Extract all of the entries and set them down verbatim.

Dataset records
※

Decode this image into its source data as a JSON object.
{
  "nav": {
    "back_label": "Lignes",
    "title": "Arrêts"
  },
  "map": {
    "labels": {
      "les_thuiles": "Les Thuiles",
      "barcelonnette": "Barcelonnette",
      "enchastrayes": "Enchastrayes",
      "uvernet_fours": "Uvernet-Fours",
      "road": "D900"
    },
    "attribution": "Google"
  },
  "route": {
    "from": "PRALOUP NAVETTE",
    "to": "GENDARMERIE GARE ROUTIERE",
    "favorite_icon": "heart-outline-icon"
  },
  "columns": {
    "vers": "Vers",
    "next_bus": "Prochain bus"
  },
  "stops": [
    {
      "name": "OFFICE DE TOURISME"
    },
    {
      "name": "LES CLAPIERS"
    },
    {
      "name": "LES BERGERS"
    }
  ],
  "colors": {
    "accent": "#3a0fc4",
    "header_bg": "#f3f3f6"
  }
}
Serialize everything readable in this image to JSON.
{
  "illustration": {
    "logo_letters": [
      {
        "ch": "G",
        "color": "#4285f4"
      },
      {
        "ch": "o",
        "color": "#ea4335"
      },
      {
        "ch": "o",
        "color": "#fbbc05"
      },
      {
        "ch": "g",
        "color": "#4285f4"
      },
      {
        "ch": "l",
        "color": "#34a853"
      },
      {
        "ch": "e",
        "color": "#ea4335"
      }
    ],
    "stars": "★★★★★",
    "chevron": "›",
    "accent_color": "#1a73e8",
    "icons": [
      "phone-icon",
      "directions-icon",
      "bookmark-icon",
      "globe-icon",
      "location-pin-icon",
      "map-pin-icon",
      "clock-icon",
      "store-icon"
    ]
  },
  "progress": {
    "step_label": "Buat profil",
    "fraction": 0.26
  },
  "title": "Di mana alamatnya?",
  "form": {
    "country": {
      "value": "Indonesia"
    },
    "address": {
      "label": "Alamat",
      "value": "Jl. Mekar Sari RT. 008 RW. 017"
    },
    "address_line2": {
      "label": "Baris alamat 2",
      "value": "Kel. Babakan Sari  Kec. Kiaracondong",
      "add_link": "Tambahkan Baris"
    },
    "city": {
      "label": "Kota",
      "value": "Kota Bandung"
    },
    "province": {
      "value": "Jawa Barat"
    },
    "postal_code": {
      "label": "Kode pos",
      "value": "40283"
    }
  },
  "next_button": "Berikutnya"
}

※

Worked answer:
Decode this image into its source data as a JSON object.
{
  "nav": {
    "back_label": "Lignes",
    "title": "Arrêts"
  },
  "map": {
    "labels": {
      "les_thuiles": "Les Thuiles",
      "barcelonnette": "Barcelonnette",
      "enchastrayes": "Enchastrayes",
      "uvernet_fours": "Uvernet-Fours",
      "road": "D900"
    },
    "attribution": "Google"
  },
  "route": {
    "from": "PRALOUP NAVETTE",
    "to": "GENDARMERIE GARE ROUTIERE",
    "favorite_icon": "heart-outline-icon"
  },
  "columns": {
    "vers": "Vers",
    "next_bus": "Prochain bus"
  },
  "stops": [
    {
      "name": "OFFICE DE TOURISME"
    },
    {
      "name": "LES CLAPIERS"
    },
    {
      "name": "LES BERGERS"
    }
  ],
  "colors": {
    "accent": "#3a0fc4",
    "header_bg": "#f3f3f6"
  }
}
Serialize everything readable in this image to JSON.
{
  "illustration": {
    "logo_letters": [
      {
        "ch": "G",
        "color": "#4285f4"
      },
      {
        "ch": "o",
        "color": "#ea4335"
      },
      {
        "ch": "o",
        "color": "#fbbc05"
      },
      {
        "ch": "g",
        "color": "#4285f4"
      },
      {
        "ch": "l",
        "color": "#34a853"
      },
      {
        "ch": "e",
        "color": "#ea4335"
      }
    ],
    "stars": "★★★★★",
    "chevron": "›",
    "accent_color": "#1a73e8",
    "icons": [
      "phone-icon",
      "directions-icon",
      "bookmark-icon",
      "globe-icon",
      "location-pin-icon",
      "map-pin-icon",
      "clock-icon",
      "store-icon"
    ]
  },
  "progress": {
    "step_label": "Buat profil",
    "fraction": 0.26
  },
  "title": "Di mana alamatnya?",
  "form": {
    "country": {
      "value": "Indonesia"
    },
    "address": {
      "label": "Alamat",
      "value": "Jl. Mekar Sari RT. 008 RW. 017"
    },
    "address_line2": {
      "label": "Baris alamat 2",
      "value": "Kel. Babakan Sari  Kec. Kiaracondong",
      "add_link": "Tambahkan Baris"
    },
    "city": {
      "label": "Kota",
      "value": "Kota Bandung"
    },
    "province": {
      "value": "Jawa Barat"
    },
    "postal_code": {
      "label": "Kode pos",
      "value": "40283"
    }
  },
  "next_button": "Berikutnya"
}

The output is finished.